▶ _Exercise brief_
Of all the lines in the data below, how many contain "title"? Report that number alone.

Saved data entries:
# # # #
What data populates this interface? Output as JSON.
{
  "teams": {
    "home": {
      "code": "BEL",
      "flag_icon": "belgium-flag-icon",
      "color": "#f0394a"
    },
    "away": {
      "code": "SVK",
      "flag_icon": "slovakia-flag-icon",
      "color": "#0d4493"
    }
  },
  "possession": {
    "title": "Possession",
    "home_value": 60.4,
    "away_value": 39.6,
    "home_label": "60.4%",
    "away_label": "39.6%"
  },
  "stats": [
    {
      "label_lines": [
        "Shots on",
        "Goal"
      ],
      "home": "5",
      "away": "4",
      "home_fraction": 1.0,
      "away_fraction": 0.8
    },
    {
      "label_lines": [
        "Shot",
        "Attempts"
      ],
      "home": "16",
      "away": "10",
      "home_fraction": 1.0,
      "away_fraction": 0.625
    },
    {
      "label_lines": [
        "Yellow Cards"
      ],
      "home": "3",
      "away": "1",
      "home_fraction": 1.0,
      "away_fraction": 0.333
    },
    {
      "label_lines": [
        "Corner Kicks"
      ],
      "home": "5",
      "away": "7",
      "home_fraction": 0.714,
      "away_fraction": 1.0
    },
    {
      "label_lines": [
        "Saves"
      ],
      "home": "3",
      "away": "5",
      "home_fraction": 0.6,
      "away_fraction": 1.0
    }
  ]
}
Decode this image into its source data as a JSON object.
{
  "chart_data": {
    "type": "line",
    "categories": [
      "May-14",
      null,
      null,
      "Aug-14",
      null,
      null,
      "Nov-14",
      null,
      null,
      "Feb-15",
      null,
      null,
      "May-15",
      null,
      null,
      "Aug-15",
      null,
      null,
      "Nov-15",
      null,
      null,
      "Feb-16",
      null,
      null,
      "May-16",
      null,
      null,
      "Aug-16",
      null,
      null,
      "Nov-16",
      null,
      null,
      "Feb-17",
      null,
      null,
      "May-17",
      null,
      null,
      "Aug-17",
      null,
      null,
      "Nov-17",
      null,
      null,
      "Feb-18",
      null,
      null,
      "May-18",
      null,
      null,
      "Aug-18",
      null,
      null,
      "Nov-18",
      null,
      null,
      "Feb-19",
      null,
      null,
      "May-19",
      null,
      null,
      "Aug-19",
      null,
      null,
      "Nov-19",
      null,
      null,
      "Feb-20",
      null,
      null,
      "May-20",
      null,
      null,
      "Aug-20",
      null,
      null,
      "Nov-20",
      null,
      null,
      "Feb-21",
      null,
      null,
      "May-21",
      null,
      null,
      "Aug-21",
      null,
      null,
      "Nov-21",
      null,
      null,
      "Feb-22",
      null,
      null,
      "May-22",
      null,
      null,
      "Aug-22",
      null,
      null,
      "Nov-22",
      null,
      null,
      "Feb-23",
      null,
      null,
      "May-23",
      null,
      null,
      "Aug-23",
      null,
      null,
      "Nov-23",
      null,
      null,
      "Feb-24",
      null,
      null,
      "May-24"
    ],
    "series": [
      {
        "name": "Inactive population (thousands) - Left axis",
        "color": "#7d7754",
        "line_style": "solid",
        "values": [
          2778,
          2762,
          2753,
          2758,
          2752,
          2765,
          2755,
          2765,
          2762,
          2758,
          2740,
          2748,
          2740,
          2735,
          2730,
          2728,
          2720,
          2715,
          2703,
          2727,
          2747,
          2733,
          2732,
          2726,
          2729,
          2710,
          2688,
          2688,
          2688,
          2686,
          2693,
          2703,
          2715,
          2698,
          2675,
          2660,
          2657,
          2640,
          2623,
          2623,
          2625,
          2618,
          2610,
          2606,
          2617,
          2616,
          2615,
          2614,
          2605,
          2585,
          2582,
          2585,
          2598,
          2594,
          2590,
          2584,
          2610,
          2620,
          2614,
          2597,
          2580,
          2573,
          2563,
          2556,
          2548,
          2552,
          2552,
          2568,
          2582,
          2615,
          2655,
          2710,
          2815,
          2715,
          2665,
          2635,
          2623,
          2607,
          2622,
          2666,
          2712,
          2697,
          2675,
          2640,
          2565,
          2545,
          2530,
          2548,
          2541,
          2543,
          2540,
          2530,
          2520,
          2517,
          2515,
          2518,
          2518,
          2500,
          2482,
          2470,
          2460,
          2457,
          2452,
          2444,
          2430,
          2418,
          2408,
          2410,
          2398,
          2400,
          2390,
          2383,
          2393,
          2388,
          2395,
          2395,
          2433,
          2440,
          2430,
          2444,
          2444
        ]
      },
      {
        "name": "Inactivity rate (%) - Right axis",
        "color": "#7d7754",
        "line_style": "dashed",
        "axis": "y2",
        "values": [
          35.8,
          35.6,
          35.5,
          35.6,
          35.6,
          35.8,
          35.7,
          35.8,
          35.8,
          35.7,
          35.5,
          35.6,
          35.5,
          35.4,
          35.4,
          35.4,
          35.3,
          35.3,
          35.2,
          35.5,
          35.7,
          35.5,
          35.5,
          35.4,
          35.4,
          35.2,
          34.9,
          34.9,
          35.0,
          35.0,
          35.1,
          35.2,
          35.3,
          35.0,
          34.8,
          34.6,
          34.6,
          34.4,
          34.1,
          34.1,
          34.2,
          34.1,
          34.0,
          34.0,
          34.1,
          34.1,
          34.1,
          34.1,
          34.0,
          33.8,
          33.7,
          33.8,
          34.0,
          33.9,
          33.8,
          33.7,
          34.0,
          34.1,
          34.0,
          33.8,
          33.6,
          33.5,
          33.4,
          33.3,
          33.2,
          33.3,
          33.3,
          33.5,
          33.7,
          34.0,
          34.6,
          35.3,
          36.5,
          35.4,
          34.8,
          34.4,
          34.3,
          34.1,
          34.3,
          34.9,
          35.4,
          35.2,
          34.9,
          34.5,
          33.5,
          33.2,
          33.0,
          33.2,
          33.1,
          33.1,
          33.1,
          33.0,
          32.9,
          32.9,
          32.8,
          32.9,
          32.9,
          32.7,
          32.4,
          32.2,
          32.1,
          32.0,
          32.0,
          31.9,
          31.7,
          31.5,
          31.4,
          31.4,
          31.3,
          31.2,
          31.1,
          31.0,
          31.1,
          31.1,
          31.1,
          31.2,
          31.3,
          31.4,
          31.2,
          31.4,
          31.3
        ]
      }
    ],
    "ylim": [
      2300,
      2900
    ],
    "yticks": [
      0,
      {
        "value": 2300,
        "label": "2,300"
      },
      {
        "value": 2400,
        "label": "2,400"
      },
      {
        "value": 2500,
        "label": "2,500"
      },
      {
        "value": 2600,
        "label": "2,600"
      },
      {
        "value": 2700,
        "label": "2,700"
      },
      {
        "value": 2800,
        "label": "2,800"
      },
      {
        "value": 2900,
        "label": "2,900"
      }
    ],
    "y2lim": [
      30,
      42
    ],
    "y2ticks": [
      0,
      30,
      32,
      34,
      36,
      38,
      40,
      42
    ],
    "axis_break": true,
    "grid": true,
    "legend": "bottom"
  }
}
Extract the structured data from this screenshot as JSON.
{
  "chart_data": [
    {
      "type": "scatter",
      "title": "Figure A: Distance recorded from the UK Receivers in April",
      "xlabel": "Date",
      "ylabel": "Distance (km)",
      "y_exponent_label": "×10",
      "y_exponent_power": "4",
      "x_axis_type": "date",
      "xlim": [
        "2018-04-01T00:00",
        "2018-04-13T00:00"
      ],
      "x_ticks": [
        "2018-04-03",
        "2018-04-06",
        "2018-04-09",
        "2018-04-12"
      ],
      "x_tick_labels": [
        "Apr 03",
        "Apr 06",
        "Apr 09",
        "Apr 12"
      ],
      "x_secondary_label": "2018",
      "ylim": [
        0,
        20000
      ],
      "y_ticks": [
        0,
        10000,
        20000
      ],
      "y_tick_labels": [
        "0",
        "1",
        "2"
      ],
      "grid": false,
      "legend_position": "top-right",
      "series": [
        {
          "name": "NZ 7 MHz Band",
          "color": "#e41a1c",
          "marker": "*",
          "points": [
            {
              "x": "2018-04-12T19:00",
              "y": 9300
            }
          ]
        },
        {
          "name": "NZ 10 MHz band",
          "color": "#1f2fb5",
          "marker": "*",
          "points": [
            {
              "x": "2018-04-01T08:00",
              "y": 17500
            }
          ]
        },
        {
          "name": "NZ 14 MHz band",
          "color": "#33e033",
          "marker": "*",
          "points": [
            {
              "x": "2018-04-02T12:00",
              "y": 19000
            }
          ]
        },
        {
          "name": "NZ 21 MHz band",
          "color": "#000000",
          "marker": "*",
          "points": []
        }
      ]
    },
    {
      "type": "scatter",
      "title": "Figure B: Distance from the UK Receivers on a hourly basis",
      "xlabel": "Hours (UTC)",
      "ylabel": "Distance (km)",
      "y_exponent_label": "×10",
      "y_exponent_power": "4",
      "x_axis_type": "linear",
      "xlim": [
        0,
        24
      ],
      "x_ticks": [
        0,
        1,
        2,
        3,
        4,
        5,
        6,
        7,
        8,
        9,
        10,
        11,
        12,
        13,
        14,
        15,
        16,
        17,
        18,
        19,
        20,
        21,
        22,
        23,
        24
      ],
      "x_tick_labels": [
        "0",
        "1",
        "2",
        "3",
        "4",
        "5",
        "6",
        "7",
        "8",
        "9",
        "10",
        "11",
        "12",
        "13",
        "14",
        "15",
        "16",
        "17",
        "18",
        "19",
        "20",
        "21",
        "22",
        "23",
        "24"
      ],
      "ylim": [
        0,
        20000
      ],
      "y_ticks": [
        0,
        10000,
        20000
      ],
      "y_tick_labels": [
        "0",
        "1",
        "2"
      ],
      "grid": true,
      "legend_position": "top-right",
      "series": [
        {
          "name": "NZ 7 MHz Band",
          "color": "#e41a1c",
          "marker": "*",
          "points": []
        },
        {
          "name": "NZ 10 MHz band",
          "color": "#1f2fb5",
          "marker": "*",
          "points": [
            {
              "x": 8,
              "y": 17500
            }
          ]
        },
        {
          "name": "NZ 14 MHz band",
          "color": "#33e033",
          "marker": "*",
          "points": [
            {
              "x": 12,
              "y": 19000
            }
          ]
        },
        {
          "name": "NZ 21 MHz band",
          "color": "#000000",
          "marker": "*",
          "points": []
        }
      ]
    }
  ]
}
# # # #
▶ _Final result_
3